┌──

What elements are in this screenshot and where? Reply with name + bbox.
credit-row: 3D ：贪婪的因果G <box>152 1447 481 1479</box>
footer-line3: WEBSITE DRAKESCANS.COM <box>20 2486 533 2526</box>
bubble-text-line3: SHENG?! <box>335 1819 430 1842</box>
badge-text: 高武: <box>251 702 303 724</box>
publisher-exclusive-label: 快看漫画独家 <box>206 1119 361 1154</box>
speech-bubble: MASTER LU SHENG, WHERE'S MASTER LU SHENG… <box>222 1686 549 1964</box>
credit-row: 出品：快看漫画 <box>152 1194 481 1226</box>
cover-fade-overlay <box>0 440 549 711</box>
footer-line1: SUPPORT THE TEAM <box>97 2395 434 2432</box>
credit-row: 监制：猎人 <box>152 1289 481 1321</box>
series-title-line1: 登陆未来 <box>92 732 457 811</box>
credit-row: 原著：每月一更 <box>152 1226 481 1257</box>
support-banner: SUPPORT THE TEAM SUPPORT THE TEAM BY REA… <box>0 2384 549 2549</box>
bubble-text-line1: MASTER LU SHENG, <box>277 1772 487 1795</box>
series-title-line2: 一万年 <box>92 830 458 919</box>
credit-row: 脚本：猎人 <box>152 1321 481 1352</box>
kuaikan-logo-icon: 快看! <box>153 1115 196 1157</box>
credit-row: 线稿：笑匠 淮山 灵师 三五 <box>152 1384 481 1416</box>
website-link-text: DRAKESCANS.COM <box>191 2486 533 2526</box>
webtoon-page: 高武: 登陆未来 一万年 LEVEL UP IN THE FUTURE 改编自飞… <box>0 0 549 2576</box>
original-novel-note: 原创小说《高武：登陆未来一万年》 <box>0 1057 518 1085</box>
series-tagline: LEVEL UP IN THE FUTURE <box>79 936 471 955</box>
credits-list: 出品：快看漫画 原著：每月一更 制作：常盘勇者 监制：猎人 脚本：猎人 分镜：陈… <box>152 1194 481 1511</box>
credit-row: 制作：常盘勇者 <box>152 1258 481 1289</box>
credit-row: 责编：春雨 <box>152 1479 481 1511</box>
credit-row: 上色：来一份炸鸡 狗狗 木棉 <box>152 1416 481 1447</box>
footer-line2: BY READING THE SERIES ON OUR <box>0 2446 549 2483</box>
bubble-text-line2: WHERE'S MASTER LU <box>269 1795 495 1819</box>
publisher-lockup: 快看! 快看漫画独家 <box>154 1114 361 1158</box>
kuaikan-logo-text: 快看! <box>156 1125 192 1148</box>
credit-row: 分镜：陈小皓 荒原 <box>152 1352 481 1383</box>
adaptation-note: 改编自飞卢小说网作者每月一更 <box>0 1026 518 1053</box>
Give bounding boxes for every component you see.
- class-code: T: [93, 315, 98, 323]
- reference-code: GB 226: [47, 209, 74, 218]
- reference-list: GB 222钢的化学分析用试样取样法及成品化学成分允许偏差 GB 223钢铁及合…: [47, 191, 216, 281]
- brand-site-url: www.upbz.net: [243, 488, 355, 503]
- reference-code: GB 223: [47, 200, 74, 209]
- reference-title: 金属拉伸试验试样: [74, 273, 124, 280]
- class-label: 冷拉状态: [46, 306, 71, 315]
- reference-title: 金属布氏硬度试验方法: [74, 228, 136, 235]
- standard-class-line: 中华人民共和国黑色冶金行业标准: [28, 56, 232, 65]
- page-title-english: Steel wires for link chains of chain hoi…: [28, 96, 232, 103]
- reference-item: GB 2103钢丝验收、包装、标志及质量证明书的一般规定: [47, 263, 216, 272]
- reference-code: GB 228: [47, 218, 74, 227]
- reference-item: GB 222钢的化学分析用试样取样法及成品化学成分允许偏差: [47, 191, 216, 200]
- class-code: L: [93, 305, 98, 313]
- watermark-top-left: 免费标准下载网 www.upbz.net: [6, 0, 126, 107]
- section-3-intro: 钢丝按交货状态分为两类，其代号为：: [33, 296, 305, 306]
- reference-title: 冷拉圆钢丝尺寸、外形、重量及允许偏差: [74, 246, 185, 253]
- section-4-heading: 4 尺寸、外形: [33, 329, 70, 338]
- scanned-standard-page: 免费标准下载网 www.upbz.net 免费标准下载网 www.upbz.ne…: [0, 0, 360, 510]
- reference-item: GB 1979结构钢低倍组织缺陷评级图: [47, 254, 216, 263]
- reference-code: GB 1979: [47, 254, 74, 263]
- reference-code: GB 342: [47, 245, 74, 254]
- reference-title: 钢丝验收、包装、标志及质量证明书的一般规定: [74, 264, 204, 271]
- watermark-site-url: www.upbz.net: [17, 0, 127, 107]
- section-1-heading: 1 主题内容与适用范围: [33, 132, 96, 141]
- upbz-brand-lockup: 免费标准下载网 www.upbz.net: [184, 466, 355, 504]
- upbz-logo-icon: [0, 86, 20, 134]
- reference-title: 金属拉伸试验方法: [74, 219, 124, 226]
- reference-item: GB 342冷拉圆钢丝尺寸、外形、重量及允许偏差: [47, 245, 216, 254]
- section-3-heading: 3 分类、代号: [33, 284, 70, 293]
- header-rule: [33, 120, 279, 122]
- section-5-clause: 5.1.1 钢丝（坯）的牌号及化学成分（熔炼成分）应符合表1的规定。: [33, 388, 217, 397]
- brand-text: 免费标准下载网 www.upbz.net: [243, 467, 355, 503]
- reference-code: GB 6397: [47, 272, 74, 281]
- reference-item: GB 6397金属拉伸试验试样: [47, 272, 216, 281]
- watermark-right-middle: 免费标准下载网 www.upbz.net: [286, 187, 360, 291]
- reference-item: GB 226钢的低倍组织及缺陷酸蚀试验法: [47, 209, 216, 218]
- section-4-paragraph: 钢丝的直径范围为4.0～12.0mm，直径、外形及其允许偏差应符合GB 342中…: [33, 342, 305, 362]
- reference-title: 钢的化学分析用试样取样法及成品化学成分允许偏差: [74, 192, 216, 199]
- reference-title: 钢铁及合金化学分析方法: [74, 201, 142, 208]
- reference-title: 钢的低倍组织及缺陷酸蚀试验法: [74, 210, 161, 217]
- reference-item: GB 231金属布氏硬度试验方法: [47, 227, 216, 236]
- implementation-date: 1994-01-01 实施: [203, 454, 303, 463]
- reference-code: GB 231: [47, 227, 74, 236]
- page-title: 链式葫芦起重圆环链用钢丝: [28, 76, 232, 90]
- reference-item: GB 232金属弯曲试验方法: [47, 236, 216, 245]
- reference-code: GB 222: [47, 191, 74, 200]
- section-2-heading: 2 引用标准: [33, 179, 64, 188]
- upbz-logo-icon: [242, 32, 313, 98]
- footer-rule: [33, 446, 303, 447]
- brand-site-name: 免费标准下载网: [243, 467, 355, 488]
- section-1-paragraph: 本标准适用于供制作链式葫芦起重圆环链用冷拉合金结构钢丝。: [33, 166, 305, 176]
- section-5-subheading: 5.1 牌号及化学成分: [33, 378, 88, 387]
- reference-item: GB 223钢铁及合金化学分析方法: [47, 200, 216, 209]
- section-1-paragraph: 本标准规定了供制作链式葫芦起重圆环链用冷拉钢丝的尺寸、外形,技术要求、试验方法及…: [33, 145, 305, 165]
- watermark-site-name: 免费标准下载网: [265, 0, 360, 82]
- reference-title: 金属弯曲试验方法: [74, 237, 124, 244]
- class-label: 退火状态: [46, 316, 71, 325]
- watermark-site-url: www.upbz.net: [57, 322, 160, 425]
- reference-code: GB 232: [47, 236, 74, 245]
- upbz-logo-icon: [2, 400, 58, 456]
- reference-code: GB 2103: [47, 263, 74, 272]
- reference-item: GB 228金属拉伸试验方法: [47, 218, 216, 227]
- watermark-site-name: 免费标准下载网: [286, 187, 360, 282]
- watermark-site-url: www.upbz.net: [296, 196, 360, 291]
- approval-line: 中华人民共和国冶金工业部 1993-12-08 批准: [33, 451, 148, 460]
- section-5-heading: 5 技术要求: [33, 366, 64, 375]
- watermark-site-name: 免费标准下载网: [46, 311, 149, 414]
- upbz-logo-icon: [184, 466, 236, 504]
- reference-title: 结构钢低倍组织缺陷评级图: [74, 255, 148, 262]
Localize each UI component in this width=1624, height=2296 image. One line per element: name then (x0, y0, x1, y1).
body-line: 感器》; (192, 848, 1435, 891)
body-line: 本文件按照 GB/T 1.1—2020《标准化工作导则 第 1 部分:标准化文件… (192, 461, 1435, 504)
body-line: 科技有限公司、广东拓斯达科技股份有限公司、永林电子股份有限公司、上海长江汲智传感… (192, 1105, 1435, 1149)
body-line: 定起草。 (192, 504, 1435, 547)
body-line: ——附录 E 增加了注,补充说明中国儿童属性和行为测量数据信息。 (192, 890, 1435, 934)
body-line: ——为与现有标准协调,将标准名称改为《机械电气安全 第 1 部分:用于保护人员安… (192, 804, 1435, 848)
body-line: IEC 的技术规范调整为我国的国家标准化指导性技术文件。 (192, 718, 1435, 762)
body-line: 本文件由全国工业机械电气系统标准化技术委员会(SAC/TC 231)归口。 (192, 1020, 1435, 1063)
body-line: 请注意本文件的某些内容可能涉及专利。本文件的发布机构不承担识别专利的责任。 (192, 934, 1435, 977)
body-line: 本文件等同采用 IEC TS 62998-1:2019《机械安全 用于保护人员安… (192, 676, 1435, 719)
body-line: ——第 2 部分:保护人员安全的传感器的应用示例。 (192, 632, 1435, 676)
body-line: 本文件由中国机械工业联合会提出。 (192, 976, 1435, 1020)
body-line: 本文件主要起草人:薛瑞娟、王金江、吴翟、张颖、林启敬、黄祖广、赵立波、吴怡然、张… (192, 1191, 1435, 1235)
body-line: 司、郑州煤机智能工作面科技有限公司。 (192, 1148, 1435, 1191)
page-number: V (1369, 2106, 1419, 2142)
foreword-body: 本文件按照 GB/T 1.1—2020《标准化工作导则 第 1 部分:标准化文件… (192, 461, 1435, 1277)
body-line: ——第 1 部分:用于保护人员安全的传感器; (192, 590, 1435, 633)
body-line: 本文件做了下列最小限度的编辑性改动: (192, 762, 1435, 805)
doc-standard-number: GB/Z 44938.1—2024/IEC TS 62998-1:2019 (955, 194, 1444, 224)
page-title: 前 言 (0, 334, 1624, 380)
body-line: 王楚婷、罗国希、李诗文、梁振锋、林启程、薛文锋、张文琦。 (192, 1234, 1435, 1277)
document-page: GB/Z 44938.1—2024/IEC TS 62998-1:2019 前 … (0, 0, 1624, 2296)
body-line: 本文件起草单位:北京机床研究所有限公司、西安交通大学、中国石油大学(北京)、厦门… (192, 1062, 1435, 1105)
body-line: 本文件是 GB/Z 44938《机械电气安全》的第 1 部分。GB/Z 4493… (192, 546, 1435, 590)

└──

[WHAT TO PRODUCE] Arrange the lines above as a Markdown table with the columns "No." and "Line," leaving out blank lines. Start at the first line and end at the one containing "bubble-text-line3: SHENG?! <box>335".

[ANSWER FOR THE TASK]
| No. | Line |
|---|---|
| 1 | What elements are in this screenshot and where? Reply with name + bbox. |
| 2 | credit-row: 3D ：贪婪的因果G <box>152 1447 481 1479</box> |
| 3 | footer-line3: WEBSITE DRAKESCANS.COM <box>20 2486 533 2526</box> |
| 4 | bubble-text-line3: SHENG?! <box>335 1819 430 1842</box> |